[Stated exercise]: All lines below must be repeated exactly, with the pictures omitted.
--- Input records ---
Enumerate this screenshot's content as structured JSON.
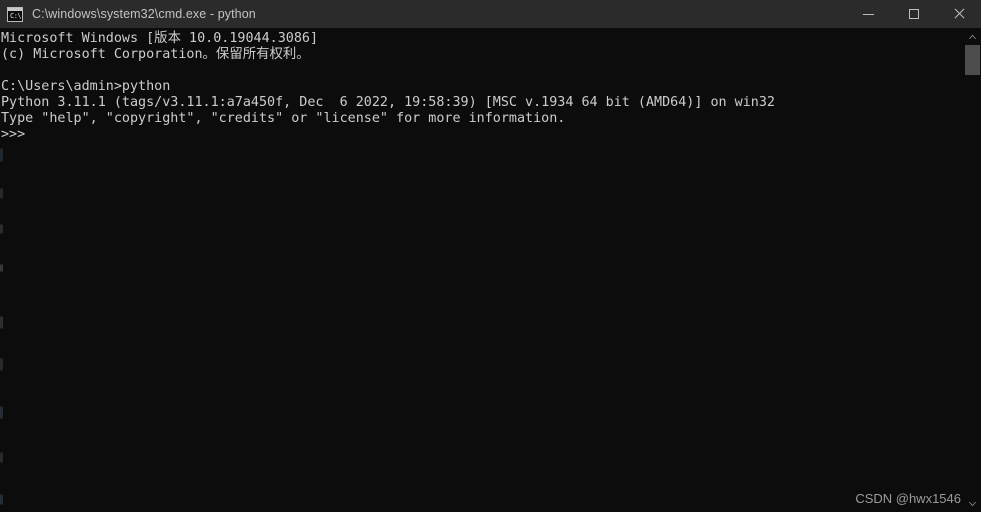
{
  "window": {
    "title": "C:\\windows\\system32\\cmd.exe - python",
    "icon_name": "cmd-exe-icon",
    "icon_glyph": "C:\\",
    "controls": {
      "minimize_label": "Minimize",
      "maximize_label": "Maximize",
      "close_label": "Close"
    },
    "colors": {
      "titlebar_bg": "#2b2b2b",
      "console_bg": "#0c0c0c",
      "console_fg": "#cccccc",
      "title_fg": "#c3c3c3",
      "scrollbar_thumb": "#4d4d4d"
    }
  },
  "console": {
    "lines": [
      "Microsoft Windows [版本 10.0.19044.3086]",
      "(c) Microsoft Corporation。保留所有权利。",
      "",
      "C:\\Users\\admin>python",
      "Python 3.11.1 (tags/v3.11.1:a7a450f, Dec  6 2022, 19:58:39) [MSC v.1934 64 bit (AMD64)] on win32",
      "Type \"help\", \"copyright\", \"credits\" or \"license\" for more information.",
      ">>>"
    ],
    "text": "Microsoft Windows [版本 10.0.19044.3086]\n(c) Microsoft Corporation。保留所有权利。\n\nC:\\Users\\admin>python\nPython 3.11.1 (tags/v3.11.1:a7a450f, Dec  6 2022, 19:58:39) [MSC v.1934 64 bit (AMD64)] on win32\nType \"help\", \"copyright\", \"credits\" or \"license\" for more information.\n>>>"
  },
  "scrollbar": {
    "up_arrow_name": "scroll-up-arrow",
    "down_arrow_name": "scroll-down-arrow"
  },
  "watermark": {
    "text": "CSDN @hwx1546"
  }
}
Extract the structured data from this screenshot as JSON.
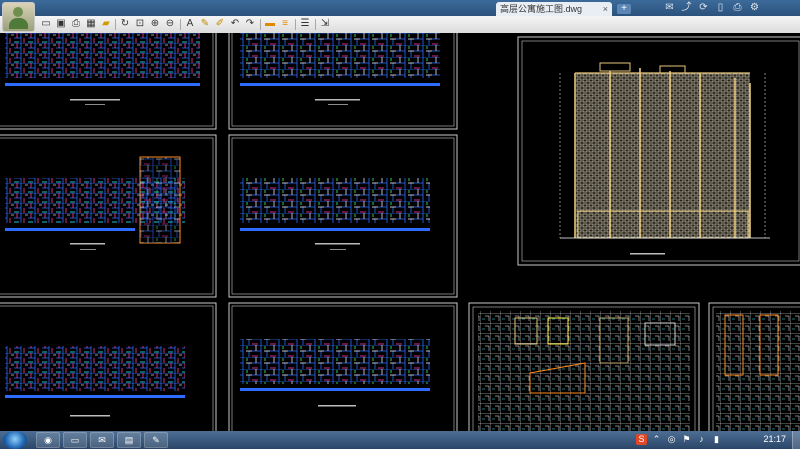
{
  "app": {
    "tab_title": "高层公寓施工图.dwg",
    "tab_close": "×",
    "new_tab": "+"
  },
  "toolbar": {
    "icons": [
      "open-icon",
      "save-icon",
      "print-icon",
      "image-icon",
      "lock-icon",
      "rotate-icon",
      "zoom-window-icon",
      "zoom-in-icon",
      "zoom-out-icon",
      "text-icon",
      "pen-icon",
      "marker-icon",
      "undo-icon",
      "redo-icon",
      "layer-icon",
      "color-icon",
      "layers-icon",
      "export-icon"
    ]
  },
  "system_icons": [
    "email-icon",
    "share-icon",
    "sync-icon",
    "mobile-icon",
    "print-icon",
    "settings-icon"
  ],
  "taskbar": {
    "clock": "21:17",
    "apps": [
      "chrome-icon",
      "folder-icon",
      "mail-icon",
      "winrar-icon",
      "drawing-icon"
    ],
    "tray": [
      "sogou-icon",
      "chevron-up-icon",
      "network-icon",
      "flag-icon",
      "volume-icon",
      "battery-icon"
    ]
  },
  "colors": {
    "background": "#000000",
    "sheet_border": "#c8c8c8",
    "plan_lines": [
      "#2e6bff",
      "#ff3aa8",
      "#2af0ff",
      "#ffffff",
      "#ffeb3b",
      "#39ff5a"
    ],
    "elevation": "#e6c77a"
  }
}
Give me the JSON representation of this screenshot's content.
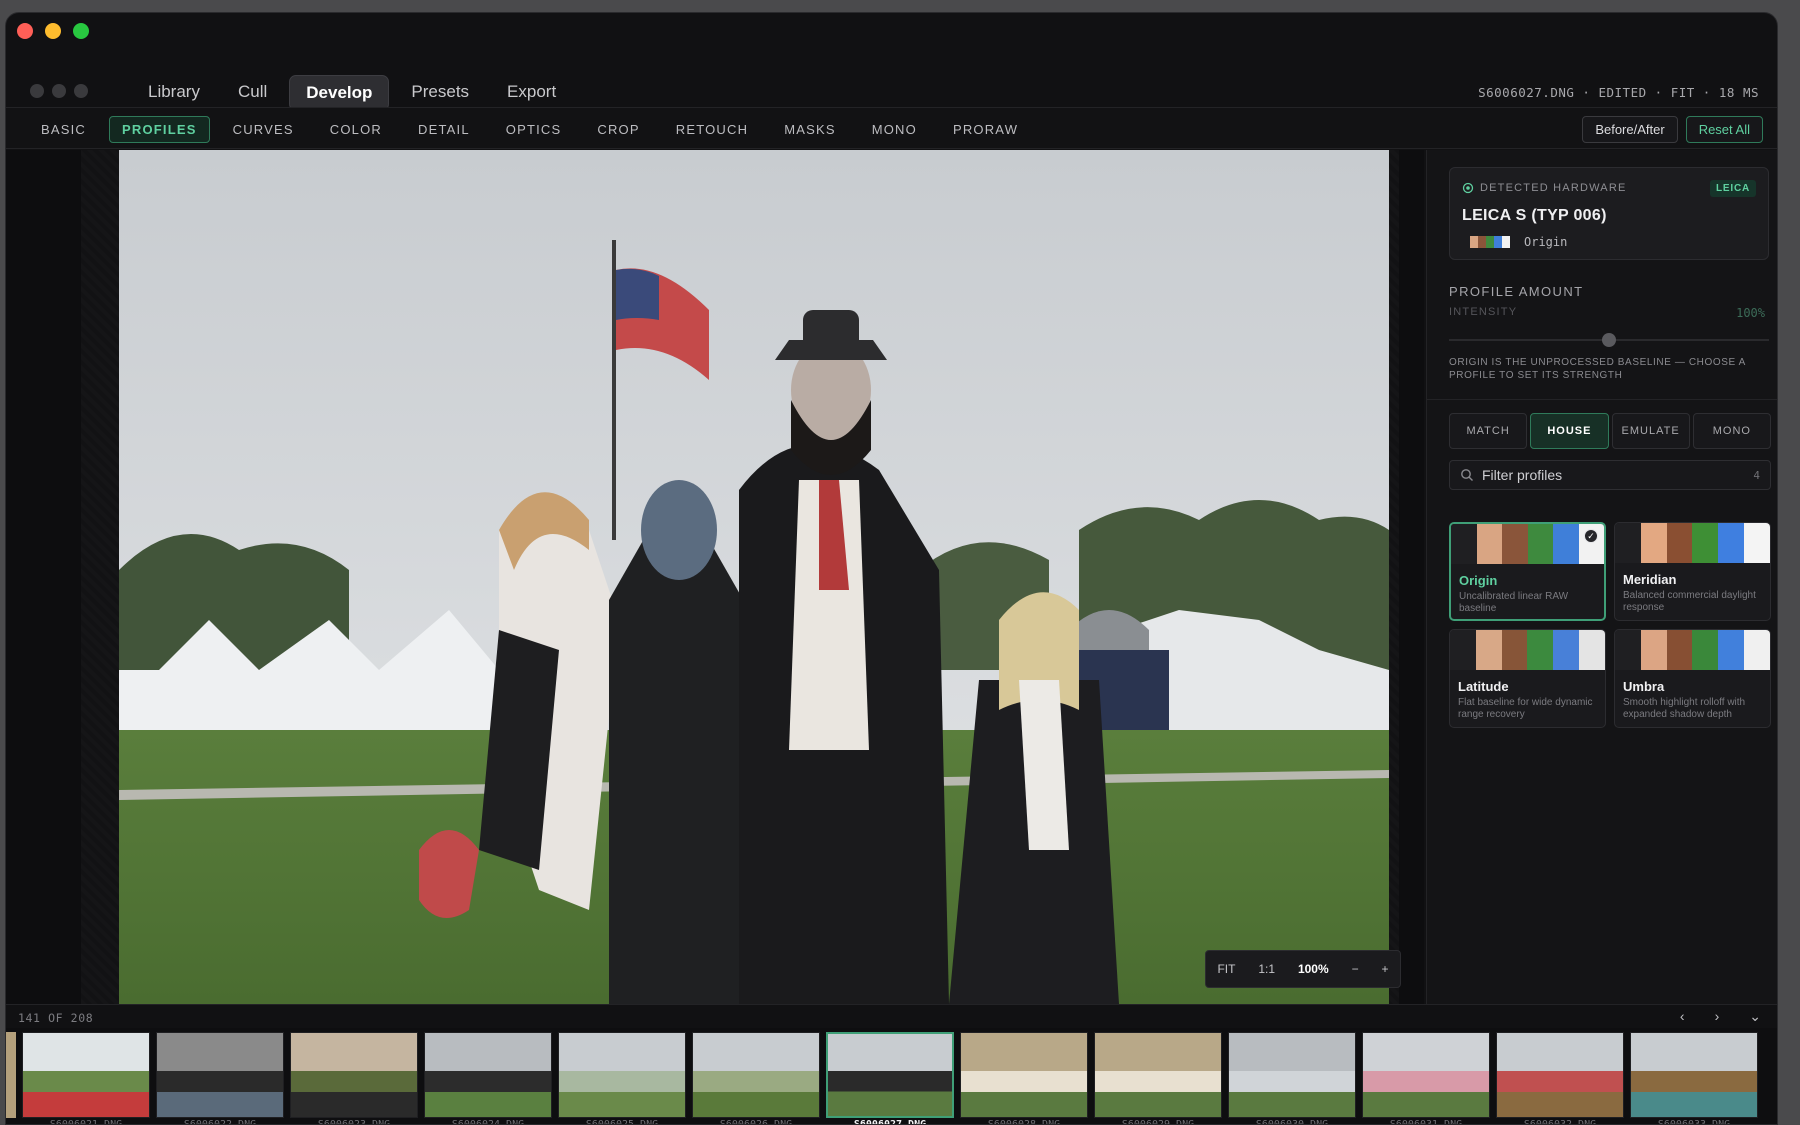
{
  "window": {
    "controls": [
      "close",
      "minimize",
      "zoom"
    ]
  },
  "nav": {
    "tabs": [
      {
        "label": "Library"
      },
      {
        "label": "Cull"
      },
      {
        "label": "Develop",
        "active": true
      },
      {
        "label": "Presets"
      },
      {
        "label": "Export"
      }
    ],
    "file_info": "S6006027.DNG · EDITED · FIT · 18 MS"
  },
  "subnav": {
    "tabs": [
      "BASIC",
      "PROFILES",
      "CURVES",
      "COLOR",
      "DETAIL",
      "OPTICS",
      "CROP",
      "RETOUCH",
      "MASKS",
      "MONO",
      "PRORAW"
    ],
    "active": "PROFILES",
    "before_after_label": "Before/After",
    "reset_label": "Reset All"
  },
  "zoom": {
    "fit": "FIT",
    "one_to_one": "1:1",
    "level": "100%",
    "minus": "−",
    "plus": "+"
  },
  "panel": {
    "hardware": {
      "label": "DETECTED HARDWARE",
      "badge": "LEICA",
      "name": "LEICA S (TYP 006)",
      "profile": "Origin"
    },
    "profile_amount": {
      "title": "PROFILE AMOUNT",
      "intensity_label": "INTENSITY",
      "value_label": "100%",
      "slider_fraction": 0.5,
      "note": "ORIGIN IS THE UNPROCESSED BASELINE — CHOOSE A PROFILE TO SET ITS STRENGTH"
    },
    "segments": [
      "MATCH",
      "HOUSE",
      "EMULATE",
      "MONO"
    ],
    "active_segment": "HOUSE",
    "filter": {
      "placeholder": "Filter profiles",
      "count": "4"
    },
    "profiles": [
      {
        "name": "Origin",
        "desc": "Uncalibrated linear RAW baseline",
        "selected": true,
        "swatch": [
          "#1f1f22",
          "#d9a583",
          "#8a553a",
          "#3e8a3e",
          "#3f7fd9",
          "#f2f2f2"
        ]
      },
      {
        "name": "Meridian",
        "desc": "Balanced commercial daylight response",
        "selected": false,
        "swatch": [
          "#1f1f22",
          "#e3a882",
          "#8a4f32",
          "#3e8f35",
          "#3f7fe0",
          "#f4f4f4"
        ]
      },
      {
        "name": "Latitude",
        "desc": "Flat baseline for wide dynamic range recovery",
        "selected": false,
        "swatch": [
          "#1f1f22",
          "#d8a887",
          "#875538",
          "#3c8a3e",
          "#4880d8",
          "#e4e4e4"
        ]
      },
      {
        "name": "Umbra",
        "desc": "Smooth highlight rolloff with expanded shadow depth",
        "selected": false,
        "swatch": [
          "#1f1f22",
          "#dca584",
          "#874f33",
          "#3a883a",
          "#4180dc",
          "#f0f0f0"
        ]
      }
    ]
  },
  "filmstrip": {
    "count_label": "141 OF 208",
    "prev": "‹",
    "next": "›",
    "collapse": "⌄",
    "thumbs": [
      {
        "label": "S6006021.DNG",
        "colors": [
          "#dfe4e6",
          "#6a8a4a",
          "#c43c3c"
        ]
      },
      {
        "label": "S6006022.DNG",
        "colors": [
          "#8a8a8a",
          "#2a2a2a",
          "#5a6a7a"
        ]
      },
      {
        "label": "S6006023.DNG",
        "colors": [
          "#c5b5a0",
          "#5a6a3a",
          "#2a2a2a"
        ]
      },
      {
        "label": "S6006024.DNG",
        "colors": [
          "#b8bcc0",
          "#2c2c2c",
          "#5a8040"
        ]
      },
      {
        "label": "S6006025.DNG",
        "colors": [
          "#c8ccd0",
          "#a8b8a0",
          "#6a8a4a"
        ]
      },
      {
        "label": "S6006026.DNG",
        "colors": [
          "#c8ccd0",
          "#9aaa82",
          "#5a7a3a"
        ]
      },
      {
        "label": "S6006027.DNG",
        "colors": [
          "#c8ccd0",
          "#2a2a2a",
          "#5a7a40"
        ],
        "active": true
      },
      {
        "label": "S6006028.DNG",
        "colors": [
          "#b8a888",
          "#e8e0d0",
          "#5a7a40"
        ]
      },
      {
        "label": "S6006029.DNG",
        "colors": [
          "#b8a888",
          "#e8e0d0",
          "#5a7a40"
        ]
      },
      {
        "label": "S6006030.DNG",
        "colors": [
          "#b8bcc0",
          "#d0d4d8",
          "#5a7a40"
        ]
      },
      {
        "label": "S6006031.DNG",
        "colors": [
          "#cfd2d6",
          "#d89aa8",
          "#5a7a40"
        ]
      },
      {
        "label": "S6006032.DNG",
        "colors": [
          "#c8ccd0",
          "#c05050",
          "#8a6a40"
        ]
      },
      {
        "label": "S6006033.DNG",
        "colors": [
          "#c8ccd0",
          "#8a6a40",
          "#4a8a8a"
        ]
      }
    ]
  },
  "colors": {
    "accent": "#5fd0a0",
    "accent_border": "#3f9f77",
    "bg": "#111113"
  }
}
---
[Response]:
Enumerate this screenshot's content as structured JSON.
{
  "window": {
    "title": "C:\\windows\\system32\\cmd.exe - python",
    "icon_name": "cmd-exe-icon",
    "icon_glyph": "C:\\",
    "controls": {
      "minimize_label": "Minimize",
      "maximize_label": "Maximize",
      "close_label": "Close"
    },
    "colors": {
      "titlebar_bg": "#2b2b2b",
      "console_bg": "#0c0c0c",
      "console_fg": "#cccccc",
      "title_fg": "#c3c3c3",
      "scrollbar_thumb": "#4d4d4d"
    }
  },
  "console": {
    "lines": [
      "Microsoft Windows [版本 10.0.19044.3086]",
      "(c) Microsoft Corporation。保留所有权利。",
      "",
      "C:\\Users\\admin>python",
      "Python 3.11.1 (tags/v3.11.1:a7a450f, Dec  6 2022, 19:58:39) [MSC v.1934 64 bit (AMD64)] on win32",
      "Type \"help\", \"copyright\", \"credits\" or \"license\" for more information.",
      ">>>"
    ],
    "text": "Microsoft Windows [版本 10.0.19044.3086]\n(c) Microsoft Corporation。保留所有权利。\n\nC:\\Users\\admin>python\nPython 3.11.1 (tags/v3.11.1:a7a450f, Dec  6 2022, 19:58:39) [MSC v.1934 64 bit (AMD64)] on win32\nType \"help\", \"copyright\", \"credits\" or \"license\" for more information.\n>>>"
  },
  "scrollbar": {
    "up_arrow_name": "scroll-up-arrow",
    "down_arrow_name": "scroll-down-arrow"
  },
  "watermark": {
    "text": "CSDN @hwx1546"
  }
}
Extract the structured data from this screenshot as JSON.
{
  "app": {
    "tab_title": "高层公寓施工图.dwg",
    "tab_close": "×",
    "new_tab": "+"
  },
  "toolbar": {
    "icons": [
      "open-icon",
      "save-icon",
      "print-icon",
      "image-icon",
      "lock-icon",
      "rotate-icon",
      "zoom-window-icon",
      "zoom-in-icon",
      "zoom-out-icon",
      "text-icon",
      "pen-icon",
      "marker-icon",
      "undo-icon",
      "redo-icon",
      "layer-icon",
      "color-icon",
      "layers-icon",
      "export-icon"
    ]
  },
  "system_icons": [
    "email-icon",
    "share-icon",
    "sync-icon",
    "mobile-icon",
    "print-icon",
    "settings-icon"
  ],
  "taskbar": {
    "clock": "21:17",
    "apps": [
      "chrome-icon",
      "folder-icon",
      "mail-icon",
      "winrar-icon",
      "drawing-icon"
    ],
    "tray": [
      "sogou-icon",
      "chevron-up-icon",
      "network-icon",
      "flag-icon",
      "volume-icon",
      "battery-icon"
    ]
  },
  "colors": {
    "background": "#000000",
    "sheet_border": "#c8c8c8",
    "plan_lines": [
      "#2e6bff",
      "#ff3aa8",
      "#2af0ff",
      "#ffffff",
      "#ffeb3b",
      "#39ff5a"
    ],
    "elevation": "#e6c77a"
  }
}
Give me the JSON representation of this screenshot's content.
{
  "window": {
    "controls": [
      "close",
      "minimize",
      "zoom"
    ]
  },
  "nav": {
    "tabs": [
      {
        "label": "Library"
      },
      {
        "label": "Cull"
      },
      {
        "label": "Develop",
        "active": true
      },
      {
        "label": "Presets"
      },
      {
        "label": "Export"
      }
    ],
    "file_info": "S6006027.DNG · EDITED · FIT · 18 MS"
  },
  "subnav": {
    "tabs": [
      "BASIC",
      "PROFILES",
      "CURVES",
      "COLOR",
      "DETAIL",
      "OPTICS",
      "CROP",
      "RETOUCH",
      "MASKS",
      "MONO",
      "PRORAW"
    ],
    "active": "PROFILES",
    "before_after_label": "Before/After",
    "reset_label": "Reset All"
  },
  "zoom": {
    "fit": "FIT",
    "one_to_one": "1:1",
    "level": "100%",
    "minus": "−",
    "plus": "+"
  },
  "panel": {
    "hardware": {
      "label": "DETECTED HARDWARE",
      "badge": "LEICA",
      "name": "LEICA S (TYP 006)",
      "profile": "Origin"
    },
    "profile_amount": {
      "title": "PROFILE AMOUNT",
      "intensity_label": "INTENSITY",
      "value_label": "100%",
      "slider_fraction": 0.5,
      "note": "ORIGIN IS THE UNPROCESSED BASELINE — CHOOSE A PROFILE TO SET ITS STRENGTH"
    },
    "segments": [
      "MATCH",
      "HOUSE",
      "EMULATE",
      "MONO"
    ],
    "active_segment": "HOUSE",
    "filter": {
      "placeholder": "Filter profiles",
      "count": "4"
    },
    "profiles": [
      {
        "name": "Origin",
        "desc": "Uncalibrated linear RAW baseline",
        "selected": true,
        "swatch": [
          "#1f1f22",
          "#d9a583",
          "#8a553a",
          "#3e8a3e",
          "#3f7fd9",
          "#f2f2f2"
        ]
      },
      {
        "name": "Meridian",
        "desc": "Balanced commercial daylight response",
        "selected": false,
        "swatch": [
          "#1f1f22",
          "#e3a882",
          "#8a4f32",
          "#3e8f35",
          "#3f7fe0",
          "#f4f4f4"
        ]
      },
      {
        "name": "Latitude",
        "desc": "Flat baseline for wide dynamic range recovery",
        "selected": false,
        "swatch": [
          "#1f1f22",
          "#d8a887",
          "#875538",
          "#3c8a3e",
          "#4880d8",
          "#e4e4e4"
        ]
      },
      {
        "name": "Umbra",
        "desc": "Smooth highlight rolloff with expanded shadow depth",
        "selected": false,
        "swatch": [
          "#1f1f22",
          "#dca584",
          "#874f33",
          "#3a883a",
          "#4180dc",
          "#f0f0f0"
        ]
      }
    ]
  },
  "filmstrip": {
    "count_label": "141 OF 208",
    "prev": "‹",
    "next": "›",
    "collapse": "⌄",
    "thumbs": [
      {
        "label": "S6006021.DNG",
        "colors": [
          "#dfe4e6",
          "#6a8a4a",
          "#c43c3c"
        ]
      },
      {
        "label": "S6006022.DNG",
        "colors": [
          "#8a8a8a",
          "#2a2a2a",
          "#5a6a7a"
        ]
      },
      {
        "label": "S6006023.DNG",
        "colors": [
          "#c5b5a0",
          "#5a6a3a",
          "#2a2a2a"
        ]
      },
      {
        "label": "S6006024.DNG",
        "colors": [
          "#b8bcc0",
          "#2c2c2c",
          "#5a8040"
        ]
      },
      {
        "label": "S6006025.DNG",
        "colors": [
          "#c8ccd0",
          "#a8b8a0",
          "#6a8a4a"
        ]
      },
      {
        "label": "S6006026.DNG",
        "colors": [
          "#c8ccd0",
          "#9aaa82",
          "#5a7a3a"
        ]
      },
      {
        "label": "S6006027.DNG",
        "colors": [
          "#c8ccd0",
          "#2a2a2a",
          "#5a7a40"
        ],
        "active": true
      },
      {
        "label": "S6006028.DNG",
        "colors": [
          "#b8a888",
          "#e8e0d0",
          "#5a7a40"
        ]
      },
      {
        "label": "S6006029.DNG",
        "colors": [
          "#b8a888",
          "#e8e0d0",
          "#5a7a40"
        ]
      },
      {
        "label": "S6006030.DNG",
        "colors": [
          "#b8bcc0",
          "#d0d4d8",
          "#5a7a40"
        ]
      },
      {
        "label": "S6006031.DNG",
        "colors": [
          "#cfd2d6",
          "#d89aa8",
          "#5a7a40"
        ]
      },
      {
        "label": "S6006032.DNG",
        "colors": [
          "#c8ccd0",
          "#c05050",
          "#8a6a40"
        ]
      },
      {
        "label": "S6006033.DNG",
        "colors": [
          "#c8ccd0",
          "#8a6a40",
          "#4a8a8a"
        ]
      }
    ]
  },
  "colors": {
    "accent": "#5fd0a0",
    "accent_border": "#3f9f77",
    "bg": "#111113"
  }
}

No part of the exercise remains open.